■ Data provided ■
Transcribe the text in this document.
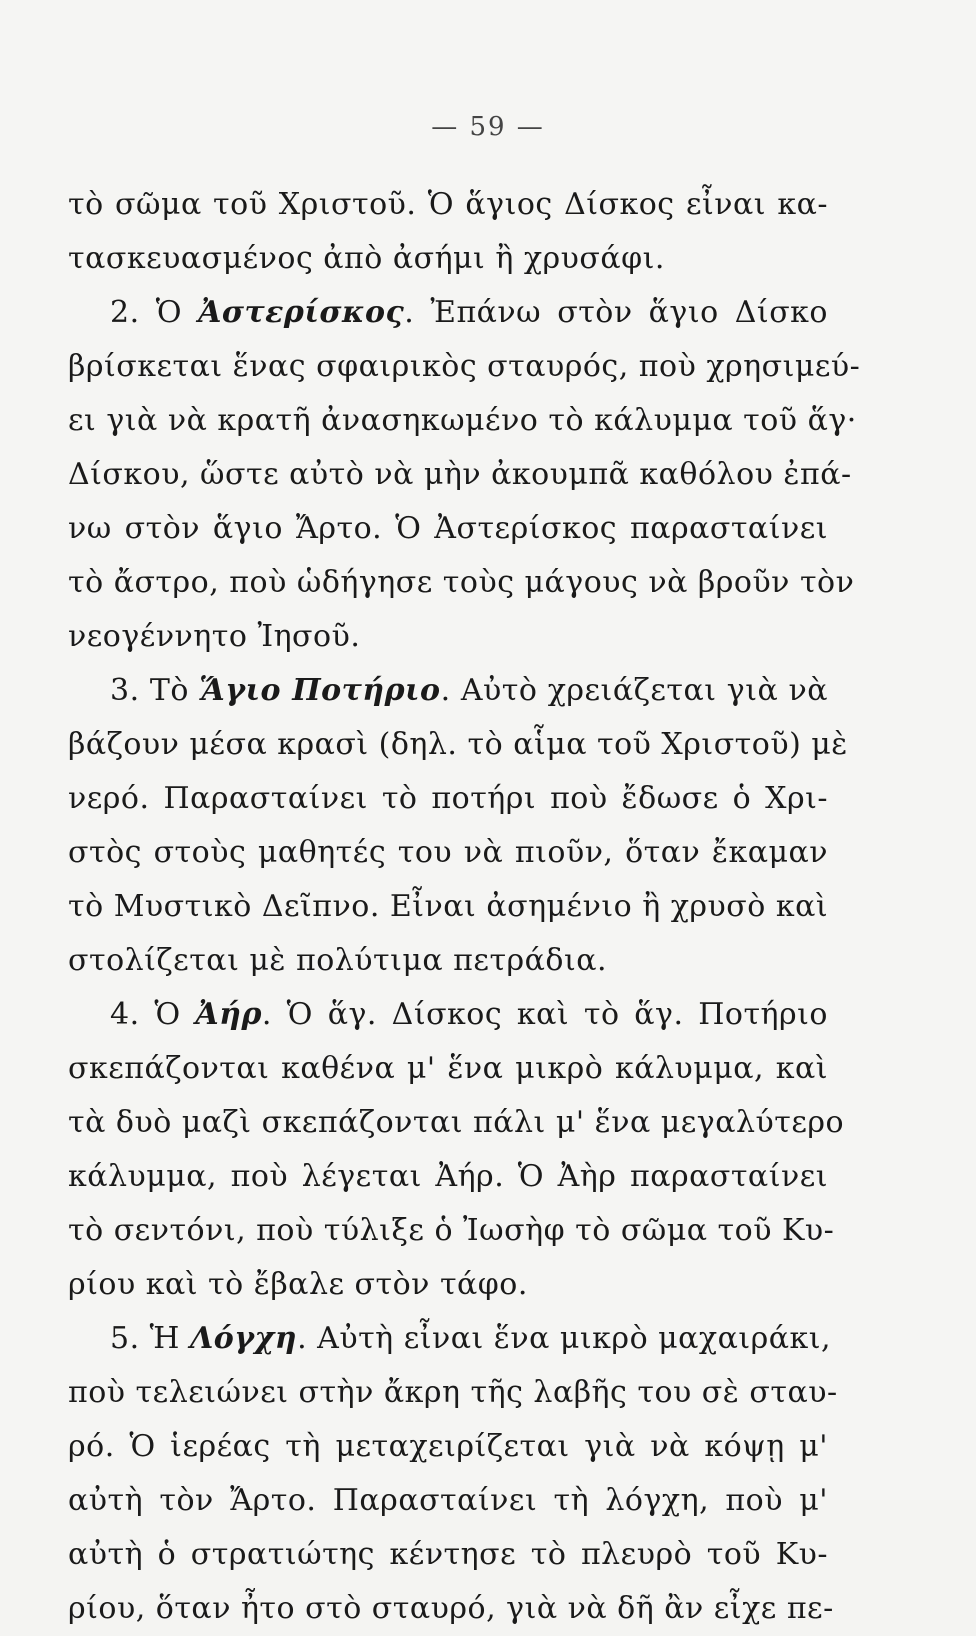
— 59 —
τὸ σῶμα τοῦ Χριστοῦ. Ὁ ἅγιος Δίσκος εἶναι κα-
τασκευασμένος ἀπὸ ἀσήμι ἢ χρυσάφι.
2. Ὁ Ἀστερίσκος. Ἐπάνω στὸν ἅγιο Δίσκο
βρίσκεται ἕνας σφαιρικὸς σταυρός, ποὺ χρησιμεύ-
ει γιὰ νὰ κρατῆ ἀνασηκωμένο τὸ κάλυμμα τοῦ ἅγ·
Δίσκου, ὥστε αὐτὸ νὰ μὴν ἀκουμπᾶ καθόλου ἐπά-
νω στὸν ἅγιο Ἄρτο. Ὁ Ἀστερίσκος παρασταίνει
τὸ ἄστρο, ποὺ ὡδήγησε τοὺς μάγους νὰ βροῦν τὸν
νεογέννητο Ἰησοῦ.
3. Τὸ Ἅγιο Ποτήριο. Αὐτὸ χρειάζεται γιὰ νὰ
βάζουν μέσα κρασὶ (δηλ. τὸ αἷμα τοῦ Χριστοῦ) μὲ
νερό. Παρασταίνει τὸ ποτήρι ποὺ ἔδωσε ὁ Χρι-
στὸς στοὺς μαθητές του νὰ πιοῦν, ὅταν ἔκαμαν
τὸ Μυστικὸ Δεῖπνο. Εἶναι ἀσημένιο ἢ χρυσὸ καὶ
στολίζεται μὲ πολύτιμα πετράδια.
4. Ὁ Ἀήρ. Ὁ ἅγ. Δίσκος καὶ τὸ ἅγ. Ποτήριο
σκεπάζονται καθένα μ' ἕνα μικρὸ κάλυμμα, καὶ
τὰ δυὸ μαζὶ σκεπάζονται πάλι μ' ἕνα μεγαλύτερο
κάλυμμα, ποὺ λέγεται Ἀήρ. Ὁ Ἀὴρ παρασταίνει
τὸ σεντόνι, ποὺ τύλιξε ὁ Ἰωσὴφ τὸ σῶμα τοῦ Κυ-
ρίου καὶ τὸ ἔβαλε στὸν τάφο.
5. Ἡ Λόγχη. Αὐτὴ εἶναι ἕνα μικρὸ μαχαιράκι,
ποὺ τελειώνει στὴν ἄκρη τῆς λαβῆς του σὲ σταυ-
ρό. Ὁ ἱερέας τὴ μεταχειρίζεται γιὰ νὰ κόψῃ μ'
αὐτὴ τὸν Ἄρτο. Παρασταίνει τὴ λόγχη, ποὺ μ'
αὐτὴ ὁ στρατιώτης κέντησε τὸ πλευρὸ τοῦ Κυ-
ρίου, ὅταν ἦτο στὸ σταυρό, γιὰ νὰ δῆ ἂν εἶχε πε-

■ Exercise task ■
Return each line of the data, keeping its wording exact and omitting pictures.

■ The solution ■
Transcribe the text in this document.
— 59 —
τὸ σῶμα τοῦ Χριστοῦ. Ὁ ἅγιος Δίσκος εἶναι κα-
τασκευασμένος ἀπὸ ἀσήμι ἢ χρυσάφι.
2. Ὁ Ἀστερίσκος. Ἐπάνω στὸν ἅγιο Δίσκο
βρίσκεται ἕνας σφαιρικὸς σταυρός, ποὺ χρησιμεύ-
ει γιὰ νὰ κρατῆ ἀνασηκωμένο τὸ κάλυμμα τοῦ ἅγ·
Δίσκου, ὥστε αὐτὸ νὰ μὴν ἀκουμπᾶ καθόλου ἐπά-
νω στὸν ἅγιο Ἄρτο. Ὁ Ἀστερίσκος παρασταίνει
τὸ ἄστρο, ποὺ ὡδήγησε τοὺς μάγους νὰ βροῦν τὸν
νεογέννητο Ἰησοῦ.
3. Τὸ Ἅγιο Ποτήριο. Αὐτὸ χρειάζεται γιὰ νὰ
βάζουν μέσα κρασὶ (δηλ. τὸ αἷμα τοῦ Χριστοῦ) μὲ
νερό. Παρασταίνει τὸ ποτήρι ποὺ ἔδωσε ὁ Χρι-
στὸς στοὺς μαθητές του νὰ πιοῦν, ὅταν ἔκαμαν
τὸ Μυστικὸ Δεῖπνο. Εἶναι ἀσημένιο ἢ χρυσὸ καὶ
στολίζεται μὲ πολύτιμα πετράδια.
4. Ὁ Ἀήρ. Ὁ ἅγ. Δίσκος καὶ τὸ ἅγ. Ποτήριο
σκεπάζονται καθένα μ' ἕνα μικρὸ κάλυμμα, καὶ
τὰ δυὸ μαζὶ σκεπάζονται πάλι μ' ἕνα μεγαλύτερο
κάλυμμα, ποὺ λέγεται Ἀήρ. Ὁ Ἀὴρ παρασταίνει
τὸ σεντόνι, ποὺ τύλιξε ὁ Ἰωσὴφ τὸ σῶμα τοῦ Κυ-
ρίου καὶ τὸ ἔβαλε στὸν τάφο.
5. Ἡ Λόγχη. Αὐτὴ εἶναι ἕνα μικρὸ μαχαιράκι,
ποὺ τελειώνει στὴν ἄκρη τῆς λαβῆς του σὲ σταυ-
ρό. Ὁ ἱερέας τὴ μεταχειρίζεται γιὰ νὰ κόψῃ μ'
αὐτὴ τὸν Ἄρτο. Παρασταίνει τὴ λόγχη, ποὺ μ'
αὐτὴ ὁ στρατιώτης κέντησε τὸ πλευρὸ τοῦ Κυ-
ρίου, ὅταν ἦτο στὸ σταυρό, γιὰ νὰ δῆ ἂν εἶχε πε-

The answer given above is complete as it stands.